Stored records
(begin)
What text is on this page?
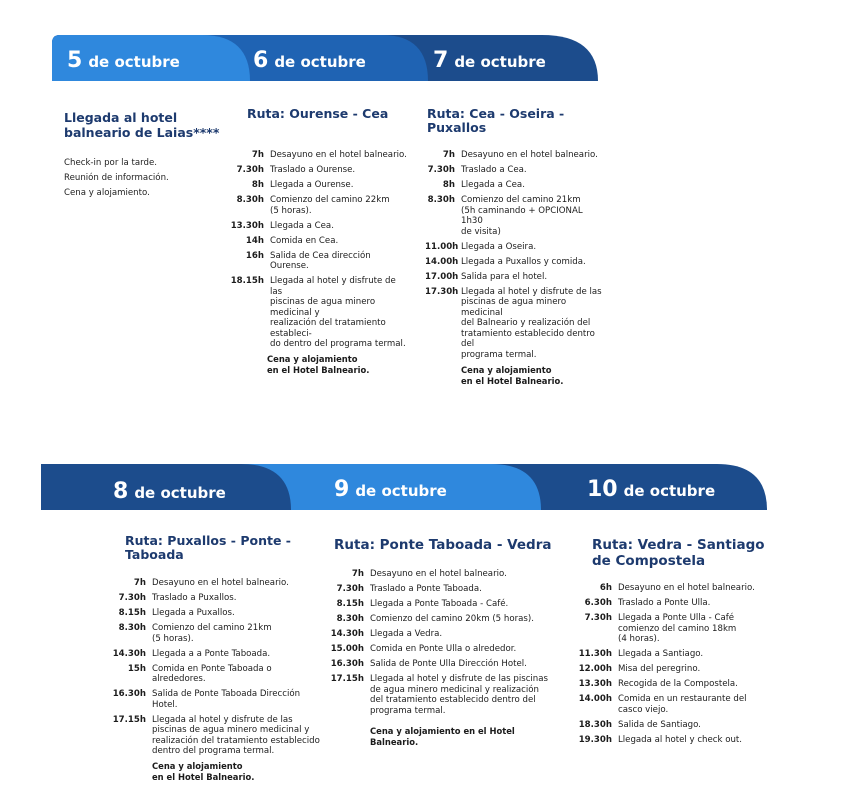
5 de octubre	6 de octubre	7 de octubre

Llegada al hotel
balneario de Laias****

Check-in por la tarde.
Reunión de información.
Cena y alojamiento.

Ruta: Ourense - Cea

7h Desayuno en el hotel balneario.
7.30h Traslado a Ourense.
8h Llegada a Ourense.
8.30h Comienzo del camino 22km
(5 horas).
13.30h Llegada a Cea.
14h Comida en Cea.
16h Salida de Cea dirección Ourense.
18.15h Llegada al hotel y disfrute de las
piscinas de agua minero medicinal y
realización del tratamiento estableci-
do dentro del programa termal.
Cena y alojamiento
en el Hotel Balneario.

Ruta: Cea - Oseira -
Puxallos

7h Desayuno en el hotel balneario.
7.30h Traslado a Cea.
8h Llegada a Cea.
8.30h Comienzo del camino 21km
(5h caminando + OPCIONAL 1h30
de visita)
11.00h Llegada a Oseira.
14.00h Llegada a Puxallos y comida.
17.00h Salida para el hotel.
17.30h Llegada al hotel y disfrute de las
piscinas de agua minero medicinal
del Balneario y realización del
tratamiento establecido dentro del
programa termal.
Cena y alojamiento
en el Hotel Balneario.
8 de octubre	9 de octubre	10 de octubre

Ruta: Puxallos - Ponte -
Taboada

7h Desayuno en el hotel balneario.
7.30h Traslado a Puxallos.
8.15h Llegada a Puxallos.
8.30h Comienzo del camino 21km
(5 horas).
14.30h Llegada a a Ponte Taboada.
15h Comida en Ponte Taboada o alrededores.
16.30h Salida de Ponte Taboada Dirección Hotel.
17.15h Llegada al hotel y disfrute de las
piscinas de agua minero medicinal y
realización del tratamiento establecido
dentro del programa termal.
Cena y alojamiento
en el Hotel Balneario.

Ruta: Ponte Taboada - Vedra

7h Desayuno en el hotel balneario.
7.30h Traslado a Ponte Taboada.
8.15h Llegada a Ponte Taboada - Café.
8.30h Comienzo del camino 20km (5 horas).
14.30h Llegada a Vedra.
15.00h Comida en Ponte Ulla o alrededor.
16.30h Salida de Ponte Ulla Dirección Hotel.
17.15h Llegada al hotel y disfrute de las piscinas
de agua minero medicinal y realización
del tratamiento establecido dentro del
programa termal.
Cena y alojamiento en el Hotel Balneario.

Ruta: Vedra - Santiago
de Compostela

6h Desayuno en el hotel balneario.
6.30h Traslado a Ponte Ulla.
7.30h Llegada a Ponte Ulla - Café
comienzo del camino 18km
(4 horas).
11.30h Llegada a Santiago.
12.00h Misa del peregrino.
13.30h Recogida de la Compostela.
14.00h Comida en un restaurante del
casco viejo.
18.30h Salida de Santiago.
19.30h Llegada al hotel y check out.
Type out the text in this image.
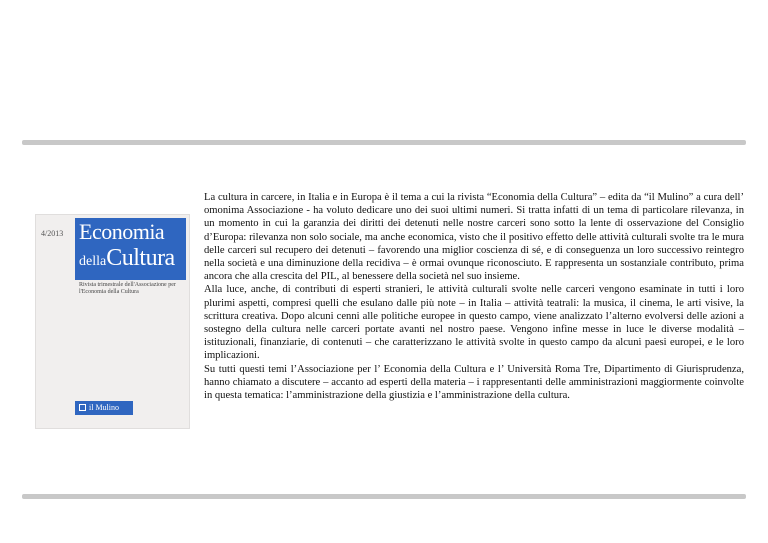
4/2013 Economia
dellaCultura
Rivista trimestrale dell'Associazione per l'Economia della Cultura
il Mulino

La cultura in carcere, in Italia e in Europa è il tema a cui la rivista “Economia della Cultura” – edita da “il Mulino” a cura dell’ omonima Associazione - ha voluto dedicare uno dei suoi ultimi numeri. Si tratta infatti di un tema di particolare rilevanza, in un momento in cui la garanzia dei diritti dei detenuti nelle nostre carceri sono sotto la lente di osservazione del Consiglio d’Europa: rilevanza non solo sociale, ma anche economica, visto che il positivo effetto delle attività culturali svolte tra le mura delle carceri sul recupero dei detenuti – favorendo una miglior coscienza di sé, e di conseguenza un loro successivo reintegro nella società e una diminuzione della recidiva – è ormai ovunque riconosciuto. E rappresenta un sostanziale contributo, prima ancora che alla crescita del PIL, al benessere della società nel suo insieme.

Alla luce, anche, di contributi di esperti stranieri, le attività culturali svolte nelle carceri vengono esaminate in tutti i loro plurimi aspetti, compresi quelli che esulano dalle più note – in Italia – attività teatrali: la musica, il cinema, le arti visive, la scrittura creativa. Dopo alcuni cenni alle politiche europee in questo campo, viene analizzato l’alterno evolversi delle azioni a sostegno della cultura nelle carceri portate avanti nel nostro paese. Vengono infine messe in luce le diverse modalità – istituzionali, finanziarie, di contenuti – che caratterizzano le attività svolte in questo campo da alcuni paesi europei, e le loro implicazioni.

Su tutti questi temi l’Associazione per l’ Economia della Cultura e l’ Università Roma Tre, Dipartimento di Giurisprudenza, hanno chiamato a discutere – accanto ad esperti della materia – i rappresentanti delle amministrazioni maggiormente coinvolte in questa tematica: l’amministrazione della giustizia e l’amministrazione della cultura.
(end)
Task to carry out
Print all the records again exactly; do not include any picture.

Finished task
What text is on this page?
5 de octubre	6 de octubre	7 de octubre

Llegada al hotel
balneario de Laias****

Check-in por la tarde.
Reunión de información.
Cena y alojamiento.

Ruta: Ourense - Cea

7h Desayuno en el hotel balneario.
7.30h Traslado a Ourense.
8h Llegada a Ourense.
8.30h Comienzo del camino 22km
(5 horas).
13.30h Llegada a Cea.
14h Comida en Cea.
16h Salida de Cea dirección Ourense.
18.15h Llegada al hotel y disfrute de las
piscinas de agua minero medicinal y
realización del tratamiento estableci-
do dentro del programa termal.
Cena y alojamiento
en el Hotel Balneario.

Ruta: Cea - Oseira -
Puxallos

7h Desayuno en el hotel balneario.
7.30h Traslado a Cea.
8h Llegada a Cea.
8.30h Comienzo del camino 21km
(5h caminando + OPCIONAL 1h30
de visita)
11.00h Llegada a Oseira.
14.00h Llegada a Puxallos y comida.
17.00h Salida para el hotel.
17.30h Llegada al hotel y disfrute de las
piscinas de agua minero medicinal
del Balneario y realización del
tratamiento establecido dentro del
programa termal.
Cena y alojamiento
en el Hotel Balneario.
8 de octubre	9 de octubre	10 de octubre

Ruta: Puxallos - Ponte -
Taboada

7h Desayuno en el hotel balneario.
7.30h Traslado a Puxallos.
8.15h Llegada a Puxallos.
8.30h Comienzo del camino 21km
(5 horas).
14.30h Llegada a a Ponte Taboada.
15h Comida en Ponte Taboada o alrededores.
16.30h Salida de Ponte Taboada Dirección Hotel.
17.15h Llegada al hotel y disfrute de las
piscinas de agua minero medicinal y
realización del tratamiento establecido
dentro del programa termal.
Cena y alojamiento
en el Hotel Balneario.

Ruta: Ponte Taboada - Vedra

7h Desayuno en el hotel balneario.
7.30h Traslado a Ponte Taboada.
8.15h Llegada a Ponte Taboada - Café.
8.30h Comienzo del camino 20km (5 horas).
14.30h Llegada a Vedra.
15.00h Comida en Ponte Ulla o alrededor.
16.30h Salida de Ponte Ulla Dirección Hotel.
17.15h Llegada al hotel y disfrute de las piscinas
de agua minero medicinal y realización
del tratamiento establecido dentro del
programa termal.
Cena y alojamiento en el Hotel Balneario.

Ruta: Vedra - Santiago
de Compostela

6h Desayuno en el hotel balneario.
6.30h Traslado a Ponte Ulla.
7.30h Llegada a Ponte Ulla - Café
comienzo del camino 18km
(4 horas).
11.30h Llegada a Santiago.
12.00h Misa del peregrino.
13.30h Recogida de la Compostela.
14.00h Comida en un restaurante del
casco viejo.
18.30h Salida de Santiago.
19.30h Llegada al hotel y check out.
Type out the text in this image.
4/2013 Economia
dellaCultura
Rivista trimestrale dell'Associazione per l'Economia della Cultura
il Mulino

La cultura in carcere, in Italia e in Europa è il tema a cui la rivista “Economia della Cultura” – edita da “il Mulino” a cura dell’ omonima Associazione - ha voluto dedicare uno dei suoi ultimi numeri. Si tratta infatti di un tema di particolare rilevanza, in un momento in cui la garanzia dei diritti dei detenuti nelle nostre carceri sono sotto la lente di osservazione del Consiglio d’Europa: rilevanza non solo sociale, ma anche economica, visto che il positivo effetto delle attività culturali svolte tra le mura delle carceri sul recupero dei detenuti – favorendo una miglior coscienza di sé, e di conseguenza un loro successivo reintegro nella società e una diminuzione della recidiva – è ormai ovunque riconosciuto. E rappresenta un sostanziale contributo, prima ancora che alla crescita del PIL, al benessere della società nel suo insieme.

Alla luce, anche, di contributi di esperti stranieri, le attività culturali svolte nelle carceri vengono esaminate in tutti i loro plurimi aspetti, compresi quelli che esulano dalle più note – in Italia – attività teatrali: la musica, il cinema, le arti visive, la scrittura creativa. Dopo alcuni cenni alle politiche europee in questo campo, viene analizzato l’alterno evolversi delle azioni a sostegno della cultura nelle carceri portate avanti nel nostro paese. Vengono infine messe in luce le diverse modalità – istituzionali, finanziarie, di contenuti – che caratterizzano le attività svolte in questo campo da alcuni paesi europei, e le loro implicazioni.

Su tutti questi temi l’Associazione per l’ Economia della Cultura e l’ Università Roma Tre, Dipartimento di Giurisprudenza, hanno chiamato a discutere – accanto ad esperti della materia – i rappresentanti delle amministrazioni maggiormente coinvolte in questa tematica: l’amministrazione della giustizia e l’amministrazione della cultura.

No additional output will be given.